_Extracted information_
● ● ● ● ● ● ●

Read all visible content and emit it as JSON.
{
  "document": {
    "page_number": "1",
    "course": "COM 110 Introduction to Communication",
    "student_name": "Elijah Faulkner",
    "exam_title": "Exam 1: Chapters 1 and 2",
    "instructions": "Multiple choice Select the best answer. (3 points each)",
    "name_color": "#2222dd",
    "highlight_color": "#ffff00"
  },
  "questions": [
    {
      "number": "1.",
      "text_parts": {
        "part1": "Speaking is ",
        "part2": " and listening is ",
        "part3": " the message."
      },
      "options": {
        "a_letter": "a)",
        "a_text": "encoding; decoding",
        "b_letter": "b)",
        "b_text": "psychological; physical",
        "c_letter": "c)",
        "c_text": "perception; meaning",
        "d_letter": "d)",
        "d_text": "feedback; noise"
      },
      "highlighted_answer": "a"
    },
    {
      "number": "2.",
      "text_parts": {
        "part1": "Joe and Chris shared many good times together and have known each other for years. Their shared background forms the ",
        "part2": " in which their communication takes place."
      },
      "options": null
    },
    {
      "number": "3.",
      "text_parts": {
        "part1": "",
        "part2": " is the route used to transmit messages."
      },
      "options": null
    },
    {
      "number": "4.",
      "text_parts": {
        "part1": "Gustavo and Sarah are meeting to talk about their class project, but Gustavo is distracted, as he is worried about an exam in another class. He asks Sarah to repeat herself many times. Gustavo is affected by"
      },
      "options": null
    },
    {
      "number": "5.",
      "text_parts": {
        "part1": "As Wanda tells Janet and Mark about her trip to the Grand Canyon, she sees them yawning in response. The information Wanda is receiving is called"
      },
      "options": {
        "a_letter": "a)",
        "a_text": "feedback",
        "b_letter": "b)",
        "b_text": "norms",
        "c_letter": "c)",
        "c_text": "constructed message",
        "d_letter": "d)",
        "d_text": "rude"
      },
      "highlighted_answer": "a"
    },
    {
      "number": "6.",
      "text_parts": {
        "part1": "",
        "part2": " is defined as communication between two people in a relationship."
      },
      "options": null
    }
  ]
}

● ● ● ● ● ● ●

_What is required_
Write out all the data again, exactly as it appears.

_Answer to the problem_
Read all visible content and emit it as JSON.
{
  "document": {
    "page_number": "1",
    "course": "COM 110 Introduction to Communication",
    "student_name": "Elijah Faulkner",
    "exam_title": "Exam 1: Chapters 1 and 2",
    "instructions": "Multiple choice Select the best answer. (3 points each)",
    "name_color": "#2222dd",
    "highlight_color": "#ffff00"
  },
  "questions": [
    {
      "number": "1.",
      "text_parts": {
        "part1": "Speaking is ",
        "part2": " and listening is ",
        "part3": " the message."
      },
      "options": {
        "a_letter": "a)",
        "a_text": "encoding; decoding",
        "b_letter": "b)",
        "b_text": "psychological; physical",
        "c_letter": "c)",
        "c_text": "perception; meaning",
        "d_letter": "d)",
        "d_text": "feedback; noise"
      },
      "highlighted_answer": "a"
    },
    {
      "number": "2.",
      "text_parts": {
        "part1": "Joe and Chris shared many good times together and have known each other for years. Their shared background forms the ",
        "part2": " in which their communication takes place."
      },
      "options": null
    },
    {
      "number": "3.",
      "text_parts": {
        "part1": "",
        "part2": " is the route used to transmit messages."
      },
      "options": null
    },
    {
      "number": "4.",
      "text_parts": {
        "part1": "Gustavo and Sarah are meeting to talk about their class project, but Gustavo is distracted, as he is worried about an exam in another class. He asks Sarah to repeat herself many times. Gustavo is affected by"
      },
      "options": null
    },
    {
      "number": "5.",
      "text_parts": {
        "part1": "As Wanda tells Janet and Mark about her trip to the Grand Canyon, she sees them yawning in response. The information Wanda is receiving is called"
      },
      "options": {
        "a_letter": "a)",
        "a_text": "feedback",
        "b_letter": "b)",
        "b_text": "norms",
        "c_letter": "c)",
        "c_text": "constructed message",
        "d_letter": "d)",
        "d_text": "rude"
      },
      "highlighted_answer": "a"
    },
    {
      "number": "6.",
      "text_parts": {
        "part1": "",
        "part2": " is defined as communication between two people in a relationship."
      },
      "options": null
    }
  ]
}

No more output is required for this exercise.